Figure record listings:
::::::
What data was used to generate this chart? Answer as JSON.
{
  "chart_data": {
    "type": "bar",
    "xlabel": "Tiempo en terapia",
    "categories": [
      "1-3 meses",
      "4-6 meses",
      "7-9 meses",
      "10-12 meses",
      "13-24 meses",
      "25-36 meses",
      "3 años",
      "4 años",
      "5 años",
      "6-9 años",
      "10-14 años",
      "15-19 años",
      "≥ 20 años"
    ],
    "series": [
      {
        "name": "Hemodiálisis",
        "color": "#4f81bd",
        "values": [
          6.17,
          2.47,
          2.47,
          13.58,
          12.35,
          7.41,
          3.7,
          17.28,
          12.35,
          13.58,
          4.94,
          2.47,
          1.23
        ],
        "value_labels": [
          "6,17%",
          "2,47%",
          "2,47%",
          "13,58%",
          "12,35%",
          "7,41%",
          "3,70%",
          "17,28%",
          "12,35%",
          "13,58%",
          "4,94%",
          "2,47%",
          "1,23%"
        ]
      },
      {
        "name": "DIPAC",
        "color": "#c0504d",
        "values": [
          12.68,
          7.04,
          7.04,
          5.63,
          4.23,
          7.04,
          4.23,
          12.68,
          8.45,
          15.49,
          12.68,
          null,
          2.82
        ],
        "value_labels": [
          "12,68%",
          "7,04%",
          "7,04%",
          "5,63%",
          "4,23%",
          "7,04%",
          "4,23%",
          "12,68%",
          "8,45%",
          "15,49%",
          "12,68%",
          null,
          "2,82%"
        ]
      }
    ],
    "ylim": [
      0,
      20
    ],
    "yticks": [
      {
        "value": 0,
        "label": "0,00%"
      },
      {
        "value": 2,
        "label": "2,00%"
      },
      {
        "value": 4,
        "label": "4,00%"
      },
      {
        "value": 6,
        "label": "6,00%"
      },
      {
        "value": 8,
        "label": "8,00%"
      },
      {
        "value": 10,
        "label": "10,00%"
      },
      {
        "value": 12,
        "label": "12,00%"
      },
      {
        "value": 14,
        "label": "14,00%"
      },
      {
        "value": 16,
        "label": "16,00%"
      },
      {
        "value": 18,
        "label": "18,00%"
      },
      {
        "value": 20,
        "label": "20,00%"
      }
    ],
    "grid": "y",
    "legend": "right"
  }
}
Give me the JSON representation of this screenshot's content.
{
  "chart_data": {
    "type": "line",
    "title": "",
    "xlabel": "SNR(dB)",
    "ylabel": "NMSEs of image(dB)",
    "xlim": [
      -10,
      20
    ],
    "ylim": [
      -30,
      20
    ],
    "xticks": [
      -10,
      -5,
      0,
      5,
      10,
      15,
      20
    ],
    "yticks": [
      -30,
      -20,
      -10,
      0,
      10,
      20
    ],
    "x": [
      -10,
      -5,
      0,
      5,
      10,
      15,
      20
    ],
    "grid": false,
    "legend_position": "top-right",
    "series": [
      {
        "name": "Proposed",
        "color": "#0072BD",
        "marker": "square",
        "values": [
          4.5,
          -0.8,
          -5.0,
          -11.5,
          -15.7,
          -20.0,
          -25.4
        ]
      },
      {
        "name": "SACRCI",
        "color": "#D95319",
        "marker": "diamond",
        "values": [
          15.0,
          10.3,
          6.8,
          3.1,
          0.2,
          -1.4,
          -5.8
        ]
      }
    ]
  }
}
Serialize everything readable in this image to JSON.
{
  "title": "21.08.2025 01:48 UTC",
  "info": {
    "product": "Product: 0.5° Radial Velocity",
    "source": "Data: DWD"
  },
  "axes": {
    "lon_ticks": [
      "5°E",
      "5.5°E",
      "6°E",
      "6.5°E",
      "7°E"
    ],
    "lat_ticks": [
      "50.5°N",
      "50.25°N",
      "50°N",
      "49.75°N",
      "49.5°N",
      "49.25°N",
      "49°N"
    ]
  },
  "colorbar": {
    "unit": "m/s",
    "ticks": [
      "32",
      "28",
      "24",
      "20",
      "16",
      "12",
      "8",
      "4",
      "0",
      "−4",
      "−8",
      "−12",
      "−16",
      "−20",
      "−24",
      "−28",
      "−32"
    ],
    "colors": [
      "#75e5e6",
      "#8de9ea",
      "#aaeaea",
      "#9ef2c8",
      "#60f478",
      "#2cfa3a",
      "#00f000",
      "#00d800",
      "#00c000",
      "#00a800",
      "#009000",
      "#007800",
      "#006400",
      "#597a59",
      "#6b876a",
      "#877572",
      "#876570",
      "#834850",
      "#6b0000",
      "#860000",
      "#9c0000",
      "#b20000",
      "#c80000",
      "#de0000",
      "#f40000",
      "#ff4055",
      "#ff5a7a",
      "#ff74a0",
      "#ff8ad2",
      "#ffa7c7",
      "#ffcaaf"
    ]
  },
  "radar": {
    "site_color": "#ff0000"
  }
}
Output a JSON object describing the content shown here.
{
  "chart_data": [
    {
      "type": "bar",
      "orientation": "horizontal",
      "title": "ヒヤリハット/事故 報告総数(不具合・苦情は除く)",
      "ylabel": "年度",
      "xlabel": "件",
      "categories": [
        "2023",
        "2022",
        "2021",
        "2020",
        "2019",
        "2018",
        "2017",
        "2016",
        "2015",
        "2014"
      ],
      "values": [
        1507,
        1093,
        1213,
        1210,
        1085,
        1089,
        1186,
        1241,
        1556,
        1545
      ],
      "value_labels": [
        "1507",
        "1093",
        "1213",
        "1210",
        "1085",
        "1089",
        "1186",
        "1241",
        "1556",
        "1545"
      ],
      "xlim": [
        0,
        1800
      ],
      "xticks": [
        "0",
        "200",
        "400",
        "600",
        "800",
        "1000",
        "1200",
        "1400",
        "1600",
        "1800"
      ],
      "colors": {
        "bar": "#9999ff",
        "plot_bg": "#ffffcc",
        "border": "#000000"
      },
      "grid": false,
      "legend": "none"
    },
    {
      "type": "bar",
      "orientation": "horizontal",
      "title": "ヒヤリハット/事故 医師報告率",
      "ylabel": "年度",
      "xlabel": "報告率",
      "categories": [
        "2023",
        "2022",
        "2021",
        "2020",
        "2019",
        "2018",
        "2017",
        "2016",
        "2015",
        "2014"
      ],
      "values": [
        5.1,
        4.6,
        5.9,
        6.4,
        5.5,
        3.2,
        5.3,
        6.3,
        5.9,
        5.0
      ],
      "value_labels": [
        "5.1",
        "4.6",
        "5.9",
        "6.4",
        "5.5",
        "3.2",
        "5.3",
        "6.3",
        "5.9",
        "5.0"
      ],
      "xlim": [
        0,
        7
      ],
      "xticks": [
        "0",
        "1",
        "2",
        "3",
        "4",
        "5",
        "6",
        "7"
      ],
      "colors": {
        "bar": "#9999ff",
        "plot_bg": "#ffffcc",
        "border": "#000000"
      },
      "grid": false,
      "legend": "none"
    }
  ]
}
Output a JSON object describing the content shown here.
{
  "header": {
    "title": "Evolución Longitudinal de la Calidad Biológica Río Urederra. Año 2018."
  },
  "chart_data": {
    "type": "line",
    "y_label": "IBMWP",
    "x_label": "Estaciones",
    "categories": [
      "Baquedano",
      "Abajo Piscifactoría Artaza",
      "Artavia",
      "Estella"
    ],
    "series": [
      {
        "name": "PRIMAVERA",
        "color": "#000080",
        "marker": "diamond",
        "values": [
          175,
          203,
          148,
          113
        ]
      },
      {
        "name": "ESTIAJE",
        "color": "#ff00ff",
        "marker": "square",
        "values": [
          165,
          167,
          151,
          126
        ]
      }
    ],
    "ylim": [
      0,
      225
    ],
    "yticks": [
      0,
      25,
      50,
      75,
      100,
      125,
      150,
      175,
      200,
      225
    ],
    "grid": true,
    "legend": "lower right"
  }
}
::::::
» REQUIRED WORK: Give every line of the material again, exactly as it reads.

» REPLY:
What data was used to generate this chart? Answer as JSON.
{
  "chart_data": {
    "type": "bar",
    "xlabel": "Tiempo en terapia",
    "categories": [
      "1-3 meses",
      "4-6 meses",
      "7-9 meses",
      "10-12 meses",
      "13-24 meses",
      "25-36 meses",
      "3 años",
      "4 años",
      "5 años",
      "6-9 años",
      "10-14 años",
      "15-19 años",
      "≥ 20 años"
    ],
    "series": [
      {
        "name": "Hemodiálisis",
        "color": "#4f81bd",
        "values": [
          6.17,
          2.47,
          2.47,
          13.58,
          12.35,
          7.41,
          3.7,
          17.28,
          12.35,
          13.58,
          4.94,
          2.47,
          1.23
        ],
        "value_labels": [
          "6,17%",
          "2,47%",
          "2,47%",
          "13,58%",
          "12,35%",
          "7,41%",
          "3,70%",
          "17,28%",
          "12,35%",
          "13,58%",
          "4,94%",
          "2,47%",
          "1,23%"
        ]
      },
      {
        "name": "DIPAC",
        "color": "#c0504d",
        "values": [
          12.68,
          7.04,
          7.04,
          5.63,
          4.23,
          7.04,
          4.23,
          12.68,
          8.45,
          15.49,
          12.68,
          null,
          2.82
        ],
        "value_labels": [
          "12,68%",
          "7,04%",
          "7,04%",
          "5,63%",
          "4,23%",
          "7,04%",
          "4,23%",
          "12,68%",
          "8,45%",
          "15,49%",
          "12,68%",
          null,
          "2,82%"
        ]
      }
    ],
    "ylim": [
      0,
      20
    ],
    "yticks": [
      {
        "value": 0,
        "label": "0,00%"
      },
      {
        "value": 2,
        "label": "2,00%"
      },
      {
        "value": 4,
        "label": "4,00%"
      },
      {
        "value": 6,
        "label": "6,00%"
      },
      {
        "value": 8,
        "label": "8,00%"
      },
      {
        "value": 10,
        "label": "10,00%"
      },
      {
        "value": 12,
        "label": "12,00%"
      },
      {
        "value": 14,
        "label": "14,00%"
      },
      {
        "value": 16,
        "label": "16,00%"
      },
      {
        "value": 18,
        "label": "18,00%"
      },
      {
        "value": 20,
        "label": "20,00%"
      }
    ],
    "grid": "y",
    "legend": "right"
  }
}
Give me the JSON representation of this screenshot's content.
{
  "chart_data": {
    "type": "line",
    "title": "",
    "xlabel": "SNR(dB)",
    "ylabel": "NMSEs of image(dB)",
    "xlim": [
      -10,
      20
    ],
    "ylim": [
      -30,
      20
    ],
    "xticks": [
      -10,
      -5,
      0,
      5,
      10,
      15,
      20
    ],
    "yticks": [
      -30,
      -20,
      -10,
      0,
      10,
      20
    ],
    "x": [
      -10,
      -5,
      0,
      5,
      10,
      15,
      20
    ],
    "grid": false,
    "legend_position": "top-right",
    "series": [
      {
        "name": "Proposed",
        "color": "#0072BD",
        "marker": "square",
        "values": [
          4.5,
          -0.8,
          -5.0,
          -11.5,
          -15.7,
          -20.0,
          -25.4
        ]
      },
      {
        "name": "SACRCI",
        "color": "#D95319",
        "marker": "diamond",
        "values": [
          15.0,
          10.3,
          6.8,
          3.1,
          0.2,
          -1.4,
          -5.8
        ]
      }
    ]
  }
}
Serialize everything readable in this image to JSON.
{
  "title": "21.08.2025 01:48 UTC",
  "info": {
    "product": "Product: 0.5° Radial Velocity",
    "source": "Data: DWD"
  },
  "axes": {
    "lon_ticks": [
      "5°E",
      "5.5°E",
      "6°E",
      "6.5°E",
      "7°E"
    ],
    "lat_ticks": [
      "50.5°N",
      "50.25°N",
      "50°N",
      "49.75°N",
      "49.5°N",
      "49.25°N",
      "49°N"
    ]
  },
  "colorbar": {
    "unit": "m/s",
    "ticks": [
      "32",
      "28",
      "24",
      "20",
      "16",
      "12",
      "8",
      "4",
      "0",
      "−4",
      "−8",
      "−12",
      "−16",
      "−20",
      "−24",
      "−28",
      "−32"
    ],
    "colors": [
      "#75e5e6",
      "#8de9ea",
      "#aaeaea",
      "#9ef2c8",
      "#60f478",
      "#2cfa3a",
      "#00f000",
      "#00d800",
      "#00c000",
      "#00a800",
      "#009000",
      "#007800",
      "#006400",
      "#597a59",
      "#6b876a",
      "#877572",
      "#876570",
      "#834850",
      "#6b0000",
      "#860000",
      "#9c0000",
      "#b20000",
      "#c80000",
      "#de0000",
      "#f40000",
      "#ff4055",
      "#ff5a7a",
      "#ff74a0",
      "#ff8ad2",
      "#ffa7c7",
      "#ffcaaf"
    ]
  },
  "radar": {
    "site_color": "#ff0000"
  }
}
Output a JSON object describing the content shown here.
{
  "chart_data": [
    {
      "type": "bar",
      "orientation": "horizontal",
      "title": "ヒヤリハット/事故 報告総数(不具合・苦情は除く)",
      "ylabel": "年度",
      "xlabel": "件",
      "categories": [
        "2023",
        "2022",
        "2021",
        "2020",
        "2019",
        "2018",
        "2017",
        "2016",
        "2015",
        "2014"
      ],
      "values": [
        1507,
        1093,
        1213,
        1210,
        1085,
        1089,
        1186,
        1241,
        1556,
        1545
      ],
      "value_labels": [
        "1507",
        "1093",
        "1213",
        "1210",
        "1085",
        "1089",
        "1186",
        "1241",
        "1556",
        "1545"
      ],
      "xlim": [
        0,
        1800
      ],
      "xticks": [
        "0",
        "200",
        "400",
        "600",
        "800",
        "1000",
        "1200",
        "1400",
        "1600",
        "1800"
      ],
      "colors": {
        "bar": "#9999ff",
        "plot_bg": "#ffffcc",
        "border": "#000000"
      },
      "grid": false,
      "legend": "none"
    },
    {
      "type": "bar",
      "orientation": "horizontal",
      "title": "ヒヤリハット/事故 医師報告率",
      "ylabel": "年度",
      "xlabel": "報告率",
      "categories": [
        "2023",
        "2022",
        "2021",
        "2020",
        "2019",
        "2018",
        "2017",
        "2016",
        "2015",
        "2014"
      ],
      "values": [
        5.1,
        4.6,
        5.9,
        6.4,
        5.5,
        3.2,
        5.3,
        6.3,
        5.9,
        5.0
      ],
      "value_labels": [
        "5.1",
        "4.6",
        "5.9",
        "6.4",
        "5.5",
        "3.2",
        "5.3",
        "6.3",
        "5.9",
        "5.0"
      ],
      "xlim": [
        0,
        7
      ],
      "xticks": [
        "0",
        "1",
        "2",
        "3",
        "4",
        "5",
        "6",
        "7"
      ],
      "colors": {
        "bar": "#9999ff",
        "plot_bg": "#ffffcc",
        "border": "#000000"
      },
      "grid": false,
      "legend": "none"
    }
  ]
}
Output a JSON object describing the content shown here.
{
  "header": {
    "title": "Evolución Longitudinal de la Calidad Biológica Río Urederra. Año 2018."
  },
  "chart_data": {
    "type": "line",
    "y_label": "IBMWP",
    "x_label": "Estaciones",
    "categories": [
      "Baquedano",
      "Abajo Piscifactoría Artaza",
      "Artavia",
      "Estella"
    ],
    "series": [
      {
        "name": "PRIMAVERA",
        "color": "#000080",
        "marker": "diamond",
        "values": [
          175,
          203,
          148,
          113
        ]
      },
      {
        "name": "ESTIAJE",
        "color": "#ff00ff",
        "marker": "square",
        "values": [
          165,
          167,
          151,
          126
        ]
      }
    ],
    "ylim": [
      0,
      225
    ],
    "yticks": [
      0,
      25,
      50,
      75,
      100,
      125,
      150,
      175,
      200,
      225
    ],
    "grid": true,
    "legend": "lower right"
  }
}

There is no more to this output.